● Data extract
===============
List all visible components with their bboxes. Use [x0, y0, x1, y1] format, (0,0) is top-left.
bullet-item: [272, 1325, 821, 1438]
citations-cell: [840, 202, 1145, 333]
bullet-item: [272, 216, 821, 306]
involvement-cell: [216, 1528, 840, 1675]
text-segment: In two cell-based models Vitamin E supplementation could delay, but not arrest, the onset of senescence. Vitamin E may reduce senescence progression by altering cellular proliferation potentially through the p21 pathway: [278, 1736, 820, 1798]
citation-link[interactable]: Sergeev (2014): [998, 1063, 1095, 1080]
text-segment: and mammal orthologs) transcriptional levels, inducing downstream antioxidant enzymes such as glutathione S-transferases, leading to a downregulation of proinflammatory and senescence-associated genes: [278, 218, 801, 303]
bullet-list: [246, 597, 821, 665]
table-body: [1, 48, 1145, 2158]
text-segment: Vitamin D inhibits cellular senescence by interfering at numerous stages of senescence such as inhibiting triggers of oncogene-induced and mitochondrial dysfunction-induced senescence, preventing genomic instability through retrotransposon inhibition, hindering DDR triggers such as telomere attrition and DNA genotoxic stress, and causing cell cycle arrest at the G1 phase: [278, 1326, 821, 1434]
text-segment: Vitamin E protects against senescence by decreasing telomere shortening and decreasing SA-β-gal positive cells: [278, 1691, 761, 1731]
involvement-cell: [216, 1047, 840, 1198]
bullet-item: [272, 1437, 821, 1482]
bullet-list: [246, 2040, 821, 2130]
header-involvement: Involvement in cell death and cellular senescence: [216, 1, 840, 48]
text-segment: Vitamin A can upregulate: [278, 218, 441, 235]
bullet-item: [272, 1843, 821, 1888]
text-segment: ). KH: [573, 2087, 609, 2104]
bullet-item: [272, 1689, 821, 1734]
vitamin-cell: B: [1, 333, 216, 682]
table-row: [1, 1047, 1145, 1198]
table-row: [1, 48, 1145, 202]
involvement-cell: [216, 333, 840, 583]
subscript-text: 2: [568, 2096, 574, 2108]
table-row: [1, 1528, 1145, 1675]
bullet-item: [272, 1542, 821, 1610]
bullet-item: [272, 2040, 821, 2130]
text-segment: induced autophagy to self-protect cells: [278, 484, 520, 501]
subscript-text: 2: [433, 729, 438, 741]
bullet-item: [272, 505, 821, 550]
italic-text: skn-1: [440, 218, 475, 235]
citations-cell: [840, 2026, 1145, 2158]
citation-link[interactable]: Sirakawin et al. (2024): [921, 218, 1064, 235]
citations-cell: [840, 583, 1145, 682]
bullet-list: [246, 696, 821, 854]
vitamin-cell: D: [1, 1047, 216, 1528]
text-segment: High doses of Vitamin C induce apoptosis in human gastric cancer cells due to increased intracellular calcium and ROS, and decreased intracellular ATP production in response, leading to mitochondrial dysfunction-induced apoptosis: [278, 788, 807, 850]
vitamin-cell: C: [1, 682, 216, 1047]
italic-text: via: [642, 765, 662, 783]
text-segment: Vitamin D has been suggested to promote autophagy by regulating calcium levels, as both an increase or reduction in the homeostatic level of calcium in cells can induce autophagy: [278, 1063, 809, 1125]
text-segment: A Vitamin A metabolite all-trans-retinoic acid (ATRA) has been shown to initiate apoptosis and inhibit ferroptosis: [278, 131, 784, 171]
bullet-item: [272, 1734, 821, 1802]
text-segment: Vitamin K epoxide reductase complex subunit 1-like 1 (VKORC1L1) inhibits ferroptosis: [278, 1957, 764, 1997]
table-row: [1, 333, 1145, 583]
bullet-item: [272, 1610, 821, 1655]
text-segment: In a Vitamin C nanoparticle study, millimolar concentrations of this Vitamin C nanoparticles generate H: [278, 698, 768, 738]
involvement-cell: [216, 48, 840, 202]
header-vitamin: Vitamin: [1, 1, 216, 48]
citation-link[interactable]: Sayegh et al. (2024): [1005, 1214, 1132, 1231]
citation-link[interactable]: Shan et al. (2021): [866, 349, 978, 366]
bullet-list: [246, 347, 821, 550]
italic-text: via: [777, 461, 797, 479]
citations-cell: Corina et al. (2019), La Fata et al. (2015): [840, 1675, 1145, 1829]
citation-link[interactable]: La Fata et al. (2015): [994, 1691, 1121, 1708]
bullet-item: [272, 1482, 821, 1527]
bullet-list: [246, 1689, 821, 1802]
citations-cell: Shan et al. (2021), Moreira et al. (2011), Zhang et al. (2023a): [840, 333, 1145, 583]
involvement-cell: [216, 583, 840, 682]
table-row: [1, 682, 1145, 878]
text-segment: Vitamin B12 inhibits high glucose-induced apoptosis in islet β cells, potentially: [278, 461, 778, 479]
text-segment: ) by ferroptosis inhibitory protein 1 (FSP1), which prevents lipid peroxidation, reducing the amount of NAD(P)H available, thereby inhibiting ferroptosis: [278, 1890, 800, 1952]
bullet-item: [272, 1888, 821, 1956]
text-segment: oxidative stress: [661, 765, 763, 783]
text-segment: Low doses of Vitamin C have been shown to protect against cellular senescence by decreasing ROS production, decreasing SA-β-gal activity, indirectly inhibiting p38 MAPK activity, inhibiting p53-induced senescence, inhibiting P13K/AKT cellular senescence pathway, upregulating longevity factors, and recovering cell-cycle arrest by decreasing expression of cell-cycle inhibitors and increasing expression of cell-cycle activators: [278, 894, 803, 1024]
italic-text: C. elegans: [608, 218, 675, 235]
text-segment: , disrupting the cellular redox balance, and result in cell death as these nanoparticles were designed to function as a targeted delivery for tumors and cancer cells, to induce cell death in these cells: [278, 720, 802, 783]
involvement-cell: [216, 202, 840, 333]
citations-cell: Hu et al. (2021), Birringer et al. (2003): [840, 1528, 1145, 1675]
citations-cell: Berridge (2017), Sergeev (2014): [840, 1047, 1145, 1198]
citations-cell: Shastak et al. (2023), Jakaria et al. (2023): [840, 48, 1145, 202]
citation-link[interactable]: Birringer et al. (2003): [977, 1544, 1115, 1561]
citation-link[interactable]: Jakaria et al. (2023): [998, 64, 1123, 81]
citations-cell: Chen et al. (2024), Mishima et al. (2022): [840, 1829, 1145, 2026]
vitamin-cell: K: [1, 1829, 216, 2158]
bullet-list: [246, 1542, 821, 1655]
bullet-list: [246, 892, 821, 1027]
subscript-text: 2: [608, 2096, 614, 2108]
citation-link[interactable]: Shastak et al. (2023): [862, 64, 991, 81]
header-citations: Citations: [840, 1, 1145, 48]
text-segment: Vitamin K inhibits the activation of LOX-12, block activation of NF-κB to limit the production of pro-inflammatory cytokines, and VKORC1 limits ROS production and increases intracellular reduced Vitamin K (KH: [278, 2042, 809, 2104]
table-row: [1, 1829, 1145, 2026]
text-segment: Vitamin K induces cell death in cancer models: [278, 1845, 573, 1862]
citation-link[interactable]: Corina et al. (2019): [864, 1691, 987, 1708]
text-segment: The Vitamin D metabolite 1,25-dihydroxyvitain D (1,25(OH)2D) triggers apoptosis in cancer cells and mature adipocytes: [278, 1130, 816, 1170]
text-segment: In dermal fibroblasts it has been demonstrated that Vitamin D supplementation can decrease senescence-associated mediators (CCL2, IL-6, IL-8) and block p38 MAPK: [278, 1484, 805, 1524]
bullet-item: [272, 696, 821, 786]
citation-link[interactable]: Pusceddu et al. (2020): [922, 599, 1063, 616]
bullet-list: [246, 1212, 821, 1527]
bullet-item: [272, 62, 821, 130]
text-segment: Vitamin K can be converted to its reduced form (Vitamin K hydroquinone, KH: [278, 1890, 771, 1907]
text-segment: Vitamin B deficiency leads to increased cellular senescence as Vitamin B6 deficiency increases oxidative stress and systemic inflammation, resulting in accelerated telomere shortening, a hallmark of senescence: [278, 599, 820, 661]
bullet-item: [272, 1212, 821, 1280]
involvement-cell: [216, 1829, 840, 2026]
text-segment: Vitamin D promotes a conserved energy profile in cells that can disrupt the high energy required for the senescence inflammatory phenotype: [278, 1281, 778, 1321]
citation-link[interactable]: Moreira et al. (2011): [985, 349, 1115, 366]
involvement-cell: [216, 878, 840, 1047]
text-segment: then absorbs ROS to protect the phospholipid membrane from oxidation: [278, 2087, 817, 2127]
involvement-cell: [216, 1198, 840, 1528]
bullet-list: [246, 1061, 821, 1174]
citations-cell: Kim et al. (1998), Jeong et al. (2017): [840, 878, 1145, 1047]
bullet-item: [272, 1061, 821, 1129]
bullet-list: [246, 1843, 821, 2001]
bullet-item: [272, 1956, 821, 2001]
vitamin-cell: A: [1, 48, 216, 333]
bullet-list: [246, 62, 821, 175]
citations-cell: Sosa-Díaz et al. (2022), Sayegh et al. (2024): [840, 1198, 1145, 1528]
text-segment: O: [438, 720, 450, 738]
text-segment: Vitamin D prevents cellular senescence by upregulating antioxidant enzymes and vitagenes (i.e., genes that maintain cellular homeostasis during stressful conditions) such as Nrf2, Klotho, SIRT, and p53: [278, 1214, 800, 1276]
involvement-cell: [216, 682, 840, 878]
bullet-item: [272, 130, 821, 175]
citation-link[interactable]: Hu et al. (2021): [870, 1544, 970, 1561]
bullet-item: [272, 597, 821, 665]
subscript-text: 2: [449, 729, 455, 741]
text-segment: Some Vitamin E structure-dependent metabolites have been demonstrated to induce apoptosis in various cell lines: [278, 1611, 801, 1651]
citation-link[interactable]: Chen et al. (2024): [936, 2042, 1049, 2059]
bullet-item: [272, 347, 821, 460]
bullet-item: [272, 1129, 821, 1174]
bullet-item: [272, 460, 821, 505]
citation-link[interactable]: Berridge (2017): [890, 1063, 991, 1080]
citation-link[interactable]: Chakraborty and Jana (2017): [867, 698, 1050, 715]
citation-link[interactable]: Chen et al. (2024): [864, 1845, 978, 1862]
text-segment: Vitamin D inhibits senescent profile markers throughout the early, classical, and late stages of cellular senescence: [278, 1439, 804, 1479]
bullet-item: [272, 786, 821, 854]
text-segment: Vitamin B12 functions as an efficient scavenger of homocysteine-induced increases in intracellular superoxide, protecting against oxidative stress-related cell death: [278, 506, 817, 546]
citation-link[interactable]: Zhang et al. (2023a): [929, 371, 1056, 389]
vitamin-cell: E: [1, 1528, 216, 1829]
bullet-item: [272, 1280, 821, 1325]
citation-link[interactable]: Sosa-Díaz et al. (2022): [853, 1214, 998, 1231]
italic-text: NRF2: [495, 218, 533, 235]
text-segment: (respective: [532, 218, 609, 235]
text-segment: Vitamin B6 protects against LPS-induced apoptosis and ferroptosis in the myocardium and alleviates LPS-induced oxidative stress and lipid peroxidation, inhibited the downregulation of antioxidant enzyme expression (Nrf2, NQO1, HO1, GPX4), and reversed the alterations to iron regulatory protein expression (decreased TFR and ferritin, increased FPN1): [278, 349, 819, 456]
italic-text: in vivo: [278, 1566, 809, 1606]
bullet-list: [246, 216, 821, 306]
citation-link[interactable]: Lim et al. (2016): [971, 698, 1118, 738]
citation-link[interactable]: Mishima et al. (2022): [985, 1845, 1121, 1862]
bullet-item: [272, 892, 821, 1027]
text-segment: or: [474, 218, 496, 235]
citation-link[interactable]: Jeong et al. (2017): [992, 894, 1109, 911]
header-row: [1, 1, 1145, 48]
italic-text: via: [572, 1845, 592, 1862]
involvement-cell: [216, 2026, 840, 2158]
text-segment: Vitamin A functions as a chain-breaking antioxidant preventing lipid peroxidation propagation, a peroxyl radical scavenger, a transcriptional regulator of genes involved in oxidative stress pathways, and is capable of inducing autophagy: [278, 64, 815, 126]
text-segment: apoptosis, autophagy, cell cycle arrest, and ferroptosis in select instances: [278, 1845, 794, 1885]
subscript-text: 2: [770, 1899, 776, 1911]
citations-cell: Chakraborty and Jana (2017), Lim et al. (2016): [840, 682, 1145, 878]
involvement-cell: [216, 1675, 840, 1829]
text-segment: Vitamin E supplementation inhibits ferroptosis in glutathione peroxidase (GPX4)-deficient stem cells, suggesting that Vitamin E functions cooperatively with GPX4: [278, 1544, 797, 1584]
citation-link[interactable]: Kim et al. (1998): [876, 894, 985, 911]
===============
● What is being asked
All lines of the data that hold "Chen" need to be copied.

● Result of the task
citations-cell: Chen et al. (2024), Mishima et al. (2022): [840, 1829, 1145, 2026]
citation-link[interactable]: Chen et al. (2024): [936, 2042, 1049, 2059]
citation-link[interactable]: Chen et al. (2024): [864, 1845, 978, 1862]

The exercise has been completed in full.